## Begin Input data

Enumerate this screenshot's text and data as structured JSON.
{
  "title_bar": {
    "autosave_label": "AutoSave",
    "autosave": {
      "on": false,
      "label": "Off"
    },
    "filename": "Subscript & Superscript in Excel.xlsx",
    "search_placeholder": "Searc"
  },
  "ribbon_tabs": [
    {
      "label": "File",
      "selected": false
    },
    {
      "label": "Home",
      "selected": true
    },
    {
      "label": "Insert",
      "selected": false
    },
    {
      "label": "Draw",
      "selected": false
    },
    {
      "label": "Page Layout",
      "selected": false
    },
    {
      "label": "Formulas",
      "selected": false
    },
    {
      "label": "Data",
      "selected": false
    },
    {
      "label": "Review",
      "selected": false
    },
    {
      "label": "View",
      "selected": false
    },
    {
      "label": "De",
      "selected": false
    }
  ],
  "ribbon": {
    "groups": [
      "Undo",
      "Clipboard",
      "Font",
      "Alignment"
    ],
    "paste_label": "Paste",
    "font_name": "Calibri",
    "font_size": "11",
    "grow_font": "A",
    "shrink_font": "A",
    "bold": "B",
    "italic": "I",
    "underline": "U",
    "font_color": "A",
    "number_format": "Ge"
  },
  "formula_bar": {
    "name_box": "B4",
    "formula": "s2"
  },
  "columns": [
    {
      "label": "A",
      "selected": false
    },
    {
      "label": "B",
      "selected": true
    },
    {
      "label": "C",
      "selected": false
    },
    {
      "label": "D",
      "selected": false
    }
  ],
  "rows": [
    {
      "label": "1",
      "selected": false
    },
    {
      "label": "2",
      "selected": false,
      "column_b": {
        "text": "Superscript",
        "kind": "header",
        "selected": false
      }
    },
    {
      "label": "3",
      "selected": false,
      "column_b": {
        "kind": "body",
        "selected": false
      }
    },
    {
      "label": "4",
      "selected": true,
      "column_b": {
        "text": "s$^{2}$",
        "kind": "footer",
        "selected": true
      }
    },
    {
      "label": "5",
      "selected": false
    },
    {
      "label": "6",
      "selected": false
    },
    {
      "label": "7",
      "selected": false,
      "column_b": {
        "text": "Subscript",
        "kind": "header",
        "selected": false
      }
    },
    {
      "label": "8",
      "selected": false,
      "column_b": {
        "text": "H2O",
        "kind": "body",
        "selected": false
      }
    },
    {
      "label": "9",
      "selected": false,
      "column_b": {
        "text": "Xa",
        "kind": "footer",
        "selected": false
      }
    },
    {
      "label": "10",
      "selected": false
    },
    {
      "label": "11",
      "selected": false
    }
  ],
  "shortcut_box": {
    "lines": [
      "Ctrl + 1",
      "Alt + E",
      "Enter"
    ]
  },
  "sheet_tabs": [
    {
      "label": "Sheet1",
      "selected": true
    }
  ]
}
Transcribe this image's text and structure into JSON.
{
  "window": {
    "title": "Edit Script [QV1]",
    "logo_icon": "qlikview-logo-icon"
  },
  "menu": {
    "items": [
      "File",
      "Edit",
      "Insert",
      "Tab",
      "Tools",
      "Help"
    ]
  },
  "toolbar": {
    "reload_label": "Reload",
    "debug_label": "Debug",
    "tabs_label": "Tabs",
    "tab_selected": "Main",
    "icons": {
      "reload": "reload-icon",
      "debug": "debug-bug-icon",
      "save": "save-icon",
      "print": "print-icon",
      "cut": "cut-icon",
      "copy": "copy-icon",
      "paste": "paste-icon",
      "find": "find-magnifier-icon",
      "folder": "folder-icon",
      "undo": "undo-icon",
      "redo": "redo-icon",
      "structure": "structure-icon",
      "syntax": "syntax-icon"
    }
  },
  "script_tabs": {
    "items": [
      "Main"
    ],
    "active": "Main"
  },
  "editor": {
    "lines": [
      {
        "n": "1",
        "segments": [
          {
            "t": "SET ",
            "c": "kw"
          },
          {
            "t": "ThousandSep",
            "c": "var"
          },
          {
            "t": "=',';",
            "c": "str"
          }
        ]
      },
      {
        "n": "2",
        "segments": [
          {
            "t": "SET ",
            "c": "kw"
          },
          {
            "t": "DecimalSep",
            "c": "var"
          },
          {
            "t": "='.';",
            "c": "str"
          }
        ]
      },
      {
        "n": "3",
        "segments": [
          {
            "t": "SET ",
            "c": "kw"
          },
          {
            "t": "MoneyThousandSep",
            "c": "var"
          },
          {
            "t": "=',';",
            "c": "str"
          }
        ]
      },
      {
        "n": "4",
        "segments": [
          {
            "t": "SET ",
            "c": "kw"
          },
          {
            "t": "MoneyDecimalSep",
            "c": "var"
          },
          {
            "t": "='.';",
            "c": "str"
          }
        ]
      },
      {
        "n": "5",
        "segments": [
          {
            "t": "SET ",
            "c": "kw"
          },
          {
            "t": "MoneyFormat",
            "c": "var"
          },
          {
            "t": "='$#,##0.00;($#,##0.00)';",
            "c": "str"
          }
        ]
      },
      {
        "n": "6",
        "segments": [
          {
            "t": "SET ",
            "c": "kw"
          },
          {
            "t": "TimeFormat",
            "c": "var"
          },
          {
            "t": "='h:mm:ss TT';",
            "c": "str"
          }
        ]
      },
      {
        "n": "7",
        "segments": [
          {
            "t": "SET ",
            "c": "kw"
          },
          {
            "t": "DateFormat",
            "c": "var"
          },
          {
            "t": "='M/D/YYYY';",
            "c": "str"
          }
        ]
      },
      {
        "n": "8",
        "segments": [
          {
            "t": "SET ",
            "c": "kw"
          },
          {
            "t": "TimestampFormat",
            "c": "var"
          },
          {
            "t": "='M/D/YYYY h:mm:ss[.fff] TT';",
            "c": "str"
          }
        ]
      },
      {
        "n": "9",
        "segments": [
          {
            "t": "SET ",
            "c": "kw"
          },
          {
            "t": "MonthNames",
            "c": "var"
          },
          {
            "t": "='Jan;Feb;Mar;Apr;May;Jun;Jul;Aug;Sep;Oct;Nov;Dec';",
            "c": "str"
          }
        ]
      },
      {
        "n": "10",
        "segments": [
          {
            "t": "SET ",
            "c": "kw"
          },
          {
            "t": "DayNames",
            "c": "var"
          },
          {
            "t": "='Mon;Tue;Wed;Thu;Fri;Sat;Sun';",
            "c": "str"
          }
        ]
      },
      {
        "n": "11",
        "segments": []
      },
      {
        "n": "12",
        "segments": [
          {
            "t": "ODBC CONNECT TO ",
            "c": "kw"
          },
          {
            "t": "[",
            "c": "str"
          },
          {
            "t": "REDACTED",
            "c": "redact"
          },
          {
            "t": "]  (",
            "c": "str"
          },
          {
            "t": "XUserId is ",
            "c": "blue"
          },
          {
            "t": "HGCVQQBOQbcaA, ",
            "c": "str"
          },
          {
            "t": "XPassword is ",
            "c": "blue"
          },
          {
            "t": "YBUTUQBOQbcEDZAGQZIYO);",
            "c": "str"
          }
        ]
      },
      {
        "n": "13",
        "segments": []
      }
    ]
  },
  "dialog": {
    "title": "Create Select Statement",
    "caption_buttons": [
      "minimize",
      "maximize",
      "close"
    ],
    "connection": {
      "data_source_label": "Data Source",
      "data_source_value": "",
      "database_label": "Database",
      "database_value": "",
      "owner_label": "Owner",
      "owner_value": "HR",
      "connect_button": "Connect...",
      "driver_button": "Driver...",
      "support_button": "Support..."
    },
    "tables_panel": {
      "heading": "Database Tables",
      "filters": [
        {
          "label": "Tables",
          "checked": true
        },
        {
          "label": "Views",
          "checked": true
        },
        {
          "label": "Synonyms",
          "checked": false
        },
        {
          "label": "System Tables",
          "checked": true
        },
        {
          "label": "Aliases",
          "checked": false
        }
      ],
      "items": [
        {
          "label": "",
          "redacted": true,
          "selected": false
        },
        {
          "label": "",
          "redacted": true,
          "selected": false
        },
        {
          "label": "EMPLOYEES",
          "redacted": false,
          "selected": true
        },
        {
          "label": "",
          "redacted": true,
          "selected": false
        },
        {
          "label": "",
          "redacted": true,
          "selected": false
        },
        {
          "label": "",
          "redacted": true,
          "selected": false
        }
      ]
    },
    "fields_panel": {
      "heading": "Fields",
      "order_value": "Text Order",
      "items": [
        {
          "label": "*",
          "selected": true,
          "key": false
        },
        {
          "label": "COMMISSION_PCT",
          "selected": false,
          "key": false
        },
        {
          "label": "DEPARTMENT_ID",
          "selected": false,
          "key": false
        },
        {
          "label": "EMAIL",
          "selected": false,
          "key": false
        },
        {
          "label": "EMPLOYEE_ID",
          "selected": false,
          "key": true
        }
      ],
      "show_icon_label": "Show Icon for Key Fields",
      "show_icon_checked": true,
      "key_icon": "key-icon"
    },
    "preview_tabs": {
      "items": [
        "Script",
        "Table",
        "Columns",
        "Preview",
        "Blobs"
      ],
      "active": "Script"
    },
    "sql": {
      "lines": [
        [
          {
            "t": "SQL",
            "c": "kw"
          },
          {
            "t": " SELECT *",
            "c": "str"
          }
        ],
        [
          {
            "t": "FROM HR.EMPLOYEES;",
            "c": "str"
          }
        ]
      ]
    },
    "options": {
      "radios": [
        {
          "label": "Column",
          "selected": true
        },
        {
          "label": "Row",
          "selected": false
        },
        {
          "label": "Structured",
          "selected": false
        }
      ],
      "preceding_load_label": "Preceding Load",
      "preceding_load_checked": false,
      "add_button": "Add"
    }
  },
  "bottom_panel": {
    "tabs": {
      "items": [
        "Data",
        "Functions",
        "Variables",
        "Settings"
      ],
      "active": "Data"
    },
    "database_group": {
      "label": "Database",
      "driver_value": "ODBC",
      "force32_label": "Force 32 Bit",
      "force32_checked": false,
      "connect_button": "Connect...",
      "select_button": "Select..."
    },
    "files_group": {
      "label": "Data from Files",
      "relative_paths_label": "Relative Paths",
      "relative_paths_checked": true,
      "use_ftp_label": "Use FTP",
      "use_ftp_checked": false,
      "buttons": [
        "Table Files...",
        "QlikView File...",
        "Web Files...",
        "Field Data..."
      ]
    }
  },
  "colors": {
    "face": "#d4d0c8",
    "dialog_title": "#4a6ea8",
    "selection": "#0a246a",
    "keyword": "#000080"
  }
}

## End Input data

Answer with a single number: the count of lines holding the word "this".

2